** start DATA FOR THIS EXERCISE **

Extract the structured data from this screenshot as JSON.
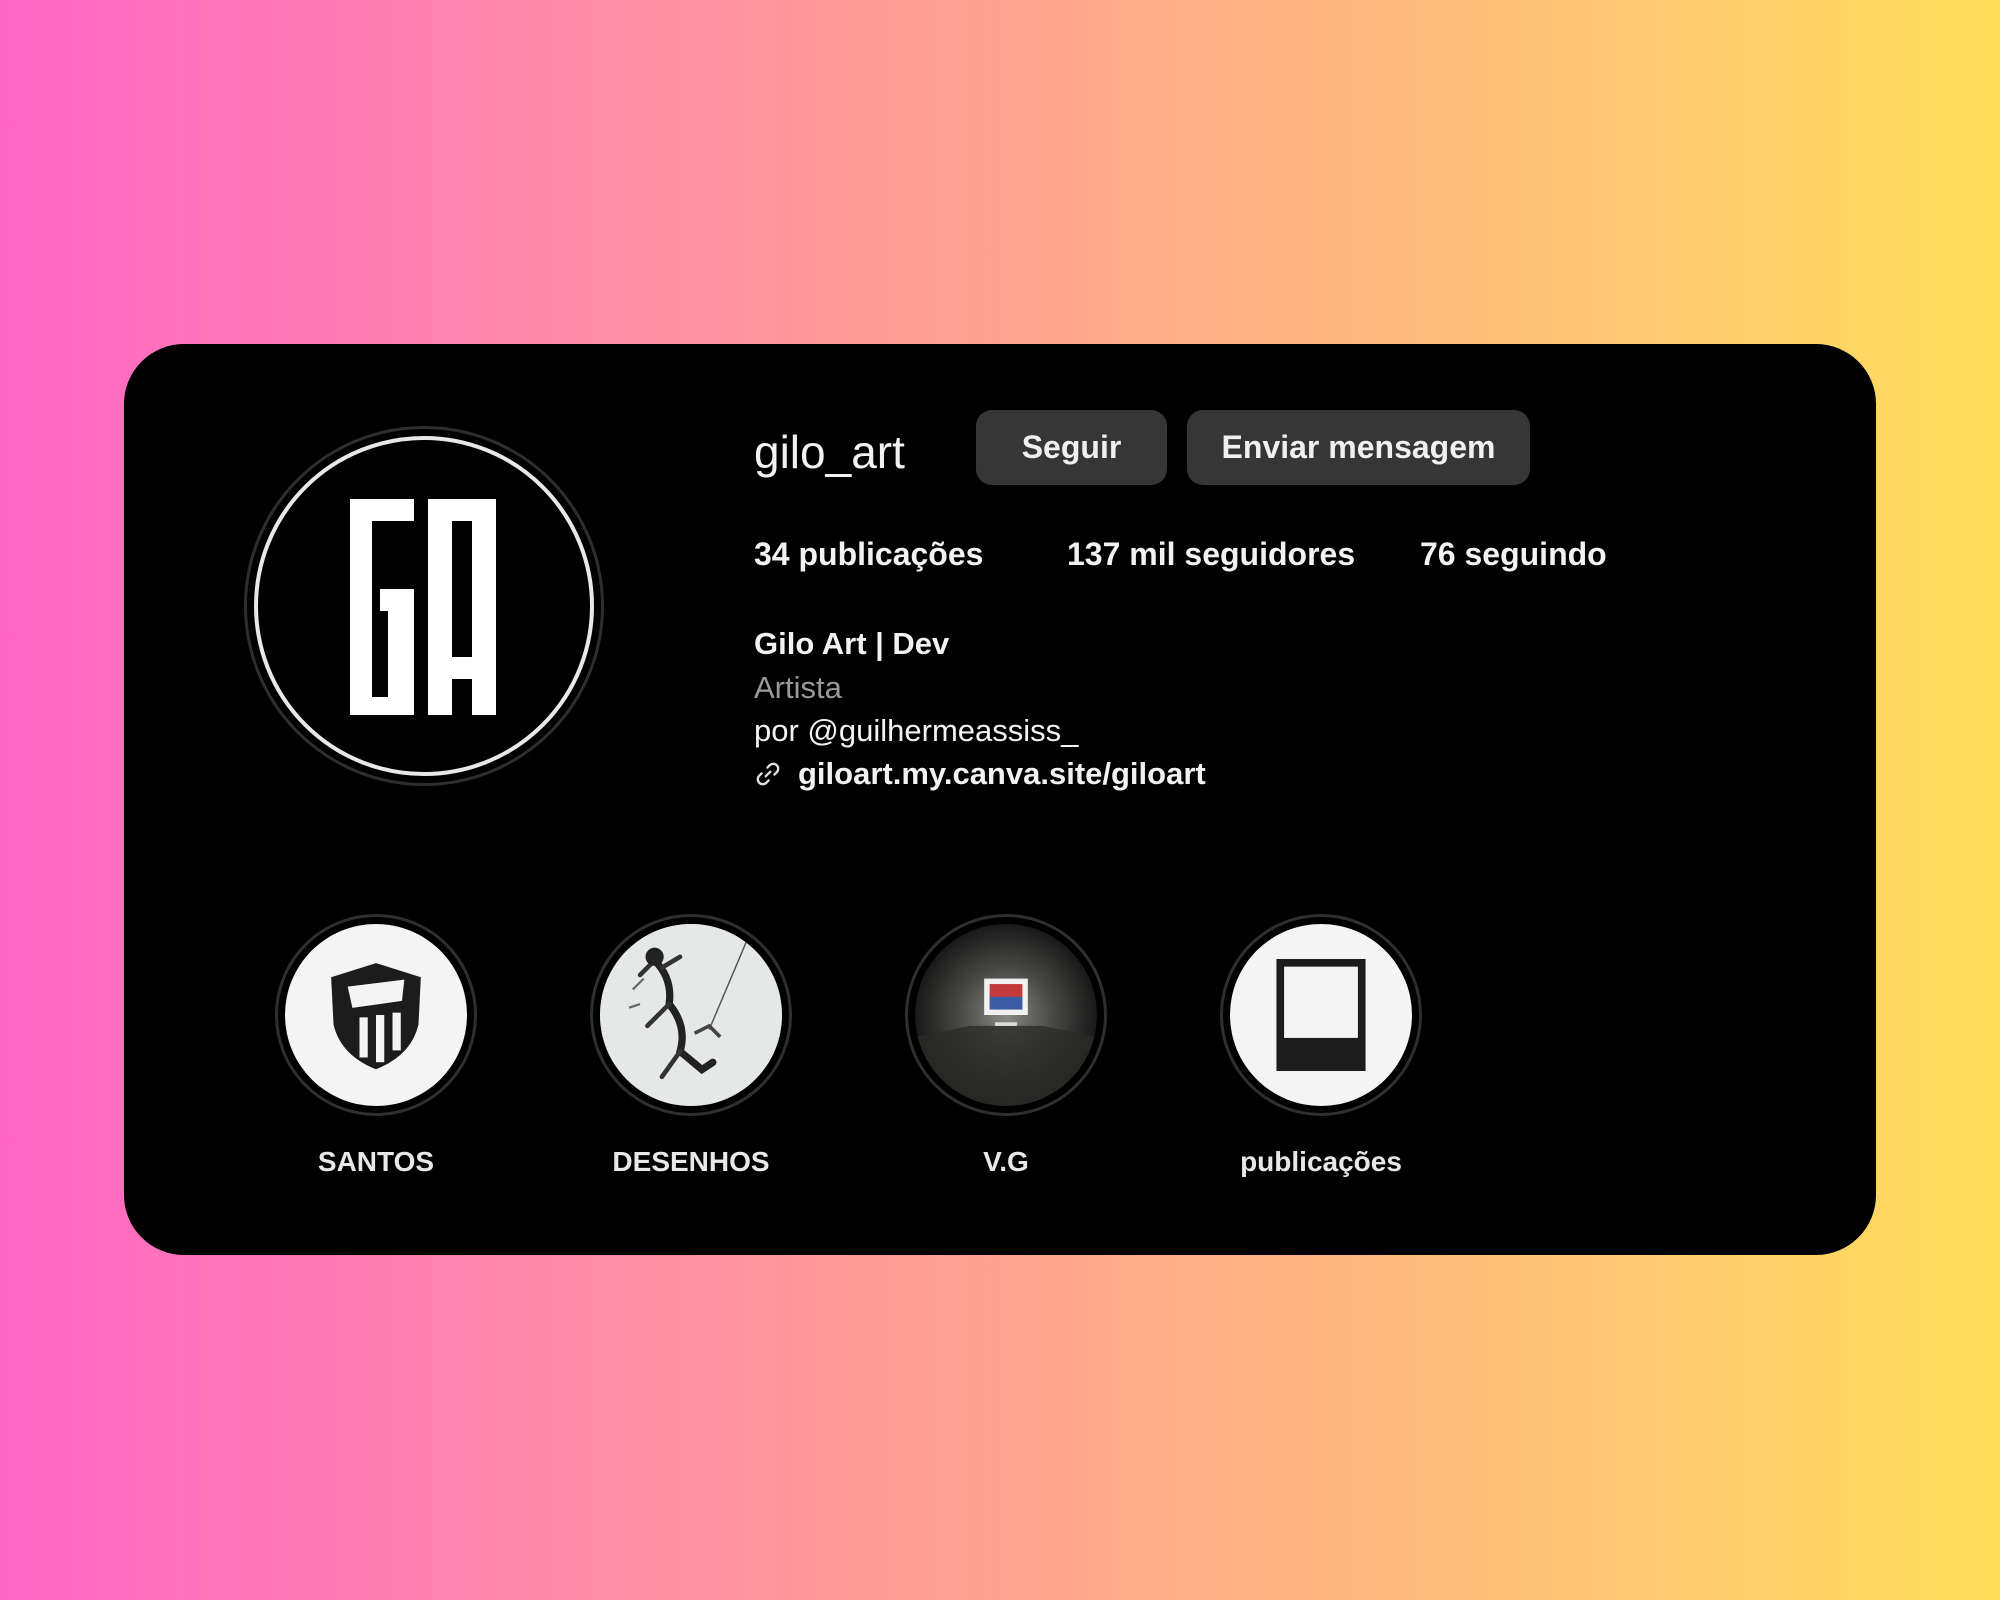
{
  "profile": {
    "username": "gilo_art",
    "avatar_icon": "ga-monogram-logo",
    "follow_label": "Seguir",
    "message_label": "Enviar mensagem"
  },
  "stats": {
    "posts": "34 publicações",
    "followers": "137 mil seguidores",
    "following": "76 seguindo"
  },
  "bio": {
    "name": "Gilo Art | Dev",
    "category": "Artista",
    "text": "por @guilhermeassiss_",
    "link_icon": "link-icon",
    "link": "giloart.my.canva.site/giloart"
  },
  "highlights": [
    {
      "label": "SANTOS",
      "icon": "santos-shield-icon"
    },
    {
      "label": "DESENHOS",
      "icon": "sketch-drawing-thumbnail"
    },
    {
      "label": "V.G",
      "icon": "gallery-frame-thumbnail"
    },
    {
      "label": "publicações",
      "icon": "polaroid-frame-icon"
    }
  ],
  "colors": {
    "card": "#000000",
    "button": "#363636",
    "text": "#f2f2f2",
    "muted": "#9a9a9a",
    "gradient_left": "#ff66c4",
    "gradient_right": "#ffde59"
  }
}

** end DATA FOR THIS EXERCISE **

◆ **WRITTEN TASK**
Quote every line of the records above exactly; no picture is to be copied.

◆ **WRITTEN ANSWER**
Extract the structured data from this screenshot as JSON.
{
  "profile": {
    "username": "gilo_art",
    "avatar_icon": "ga-monogram-logo",
    "follow_label": "Seguir",
    "message_label": "Enviar mensagem"
  },
  "stats": {
    "posts": "34 publicações",
    "followers": "137 mil seguidores",
    "following": "76 seguindo"
  },
  "bio": {
    "name": "Gilo Art | Dev",
    "category": "Artista",
    "text": "por @guilhermeassiss_",
    "link_icon": "link-icon",
    "link": "giloart.my.canva.site/giloart"
  },
  "highlights": [
    {
      "label": "SANTOS",
      "icon": "santos-shield-icon"
    },
    {
      "label": "DESENHOS",
      "icon": "sketch-drawing-thumbnail"
    },
    {
      "label": "V.G",
      "icon": "gallery-frame-thumbnail"
    },
    {
      "label": "publicações",
      "icon": "polaroid-frame-icon"
    }
  ],
  "colors": {
    "card": "#000000",
    "button": "#363636",
    "text": "#f2f2f2",
    "muted": "#9a9a9a",
    "gradient_left": "#ff66c4",
    "gradient_right": "#ffde59"
  }
}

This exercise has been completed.